• **What to do**: Exactly reproduce the lines from the one holding "Give me a plain-text" through the final line of the listing below, with both ends included and nothing else.
## START
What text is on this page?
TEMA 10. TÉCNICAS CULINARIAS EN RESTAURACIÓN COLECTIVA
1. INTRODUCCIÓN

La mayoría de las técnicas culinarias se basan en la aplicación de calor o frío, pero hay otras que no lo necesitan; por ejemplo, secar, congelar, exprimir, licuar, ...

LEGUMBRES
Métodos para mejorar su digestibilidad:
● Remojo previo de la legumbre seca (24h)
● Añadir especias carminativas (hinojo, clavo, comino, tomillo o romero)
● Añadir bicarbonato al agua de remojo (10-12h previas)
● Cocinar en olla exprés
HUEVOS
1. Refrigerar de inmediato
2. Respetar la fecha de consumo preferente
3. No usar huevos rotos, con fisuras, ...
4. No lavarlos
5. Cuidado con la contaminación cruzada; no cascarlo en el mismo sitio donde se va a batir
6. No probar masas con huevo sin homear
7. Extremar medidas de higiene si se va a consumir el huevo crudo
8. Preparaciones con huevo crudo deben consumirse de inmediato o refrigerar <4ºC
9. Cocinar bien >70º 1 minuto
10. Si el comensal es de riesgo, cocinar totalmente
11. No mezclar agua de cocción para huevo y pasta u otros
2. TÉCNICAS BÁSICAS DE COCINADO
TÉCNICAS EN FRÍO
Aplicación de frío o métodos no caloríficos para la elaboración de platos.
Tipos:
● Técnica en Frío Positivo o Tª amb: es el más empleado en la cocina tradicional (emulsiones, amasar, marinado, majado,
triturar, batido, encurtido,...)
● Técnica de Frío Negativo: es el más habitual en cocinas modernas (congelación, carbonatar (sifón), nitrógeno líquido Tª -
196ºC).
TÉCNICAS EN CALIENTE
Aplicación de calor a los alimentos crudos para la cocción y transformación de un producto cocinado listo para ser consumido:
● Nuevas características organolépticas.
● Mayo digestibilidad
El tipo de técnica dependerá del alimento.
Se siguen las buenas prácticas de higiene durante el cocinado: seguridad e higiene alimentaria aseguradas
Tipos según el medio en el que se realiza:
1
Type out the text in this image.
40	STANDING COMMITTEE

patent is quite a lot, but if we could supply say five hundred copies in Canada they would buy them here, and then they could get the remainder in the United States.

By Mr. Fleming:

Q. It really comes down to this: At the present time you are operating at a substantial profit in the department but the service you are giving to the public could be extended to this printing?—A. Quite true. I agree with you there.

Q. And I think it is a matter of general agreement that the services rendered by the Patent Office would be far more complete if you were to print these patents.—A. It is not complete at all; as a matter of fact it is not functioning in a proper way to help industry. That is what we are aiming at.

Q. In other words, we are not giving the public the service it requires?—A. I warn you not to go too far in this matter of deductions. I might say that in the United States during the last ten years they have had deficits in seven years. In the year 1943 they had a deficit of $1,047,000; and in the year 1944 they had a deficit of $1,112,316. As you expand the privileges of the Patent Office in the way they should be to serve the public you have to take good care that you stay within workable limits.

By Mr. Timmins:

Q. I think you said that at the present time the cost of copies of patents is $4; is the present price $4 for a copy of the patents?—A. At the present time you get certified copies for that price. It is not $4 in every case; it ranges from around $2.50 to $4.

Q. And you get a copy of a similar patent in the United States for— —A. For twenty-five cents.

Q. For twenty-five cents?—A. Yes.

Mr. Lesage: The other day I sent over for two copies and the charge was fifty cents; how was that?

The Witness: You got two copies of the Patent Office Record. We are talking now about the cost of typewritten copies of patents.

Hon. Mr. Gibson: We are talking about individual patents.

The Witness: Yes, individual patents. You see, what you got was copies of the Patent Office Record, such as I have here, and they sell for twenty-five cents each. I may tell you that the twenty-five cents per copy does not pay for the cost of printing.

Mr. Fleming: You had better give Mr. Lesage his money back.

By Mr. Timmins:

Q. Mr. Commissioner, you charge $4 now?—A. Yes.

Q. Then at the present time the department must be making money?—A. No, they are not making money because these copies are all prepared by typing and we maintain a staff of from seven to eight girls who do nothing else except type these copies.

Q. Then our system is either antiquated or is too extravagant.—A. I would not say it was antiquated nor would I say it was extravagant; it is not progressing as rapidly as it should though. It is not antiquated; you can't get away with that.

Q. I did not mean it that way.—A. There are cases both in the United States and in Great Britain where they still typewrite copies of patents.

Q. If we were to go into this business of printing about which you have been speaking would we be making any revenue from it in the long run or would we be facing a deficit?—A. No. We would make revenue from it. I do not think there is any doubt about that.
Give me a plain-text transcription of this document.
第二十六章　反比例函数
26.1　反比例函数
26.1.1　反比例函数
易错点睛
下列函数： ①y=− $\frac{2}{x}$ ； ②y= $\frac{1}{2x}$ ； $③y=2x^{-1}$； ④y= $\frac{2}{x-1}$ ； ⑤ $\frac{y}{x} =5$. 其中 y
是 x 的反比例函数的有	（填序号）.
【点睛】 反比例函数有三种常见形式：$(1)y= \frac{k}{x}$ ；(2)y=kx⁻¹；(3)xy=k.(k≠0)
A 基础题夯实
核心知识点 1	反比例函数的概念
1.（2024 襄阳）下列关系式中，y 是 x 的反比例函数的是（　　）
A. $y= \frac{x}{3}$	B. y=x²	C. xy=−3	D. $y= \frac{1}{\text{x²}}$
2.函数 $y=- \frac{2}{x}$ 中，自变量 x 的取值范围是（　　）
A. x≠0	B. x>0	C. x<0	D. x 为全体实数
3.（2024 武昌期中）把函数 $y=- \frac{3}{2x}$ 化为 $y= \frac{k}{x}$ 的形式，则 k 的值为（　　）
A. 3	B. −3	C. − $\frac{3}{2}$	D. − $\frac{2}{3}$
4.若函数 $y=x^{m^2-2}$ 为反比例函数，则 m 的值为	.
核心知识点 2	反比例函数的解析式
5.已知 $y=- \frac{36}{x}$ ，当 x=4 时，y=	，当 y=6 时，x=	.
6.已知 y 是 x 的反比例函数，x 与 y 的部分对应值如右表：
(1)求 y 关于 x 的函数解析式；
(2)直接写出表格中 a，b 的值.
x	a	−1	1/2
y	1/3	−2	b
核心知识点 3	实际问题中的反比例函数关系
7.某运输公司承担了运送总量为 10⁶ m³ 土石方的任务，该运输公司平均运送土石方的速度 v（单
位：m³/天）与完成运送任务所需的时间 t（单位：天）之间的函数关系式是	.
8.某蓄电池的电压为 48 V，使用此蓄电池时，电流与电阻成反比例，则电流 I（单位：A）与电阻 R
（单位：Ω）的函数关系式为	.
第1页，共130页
## END
• **Solution for this task**:
Give me a plain-text transcription of this document.
第二十六章　反比例函数
26.1　反比例函数
26.1.1　反比例函数
易错点睛
下列函数： ①y=− $\frac{2}{x}$ ； ②y= $\frac{1}{2x}$ ； $③y=2x^{-1}$； ④y= $\frac{2}{x-1}$ ； ⑤ $\frac{y}{x} =5$. 其中 y
是 x 的反比例函数的有	（填序号）.
【点睛】 反比例函数有三种常见形式：$(1)y= \frac{k}{x}$ ；(2)y=kx⁻¹；(3)xy=k.(k≠0)
A 基础题夯实
核心知识点 1	反比例函数的概念
1.（2024 襄阳）下列关系式中，y 是 x 的反比例函数的是（　　）
A. $y= \frac{x}{3}$	B. y=x²	C. xy=−3	D. $y= \frac{1}{\text{x²}}$
2.函数 $y=- \frac{2}{x}$ 中，自变量 x 的取值范围是（　　）
A. x≠0	B. x>0	C. x<0	D. x 为全体实数
3.（2024 武昌期中）把函数 $y=- \frac{3}{2x}$ 化为 $y= \frac{k}{x}$ 的形式，则 k 的值为（　　）
A. 3	B. −3	C. − $\frac{3}{2}$	D. − $\frac{2}{3}$
4.若函数 $y=x^{m^2-2}$ 为反比例函数，则 m 的值为	.
核心知识点 2	反比例函数的解析式
5.已知 $y=- \frac{36}{x}$ ，当 x=4 时，y=	，当 y=6 时，x=	.
6.已知 y 是 x 的反比例函数，x 与 y 的部分对应值如右表：
(1)求 y 关于 x 的函数解析式；
(2)直接写出表格中 a，b 的值.
x	a	−1	1/2
y	1/3	−2	b
核心知识点 3	实际问题中的反比例函数关系
7.某运输公司承担了运送总量为 10⁶ m³ 土石方的任务，该运输公司平均运送土石方的速度 v（单
位：m³/天）与完成运送任务所需的时间 t（单位：天）之间的函数关系式是	.
8.某蓄电池的电压为 48 V，使用此蓄电池时，电流与电阻成反比例，则电流 I（单位：A）与电阻 R
（单位：Ω）的函数关系式为	.
第1页，共130页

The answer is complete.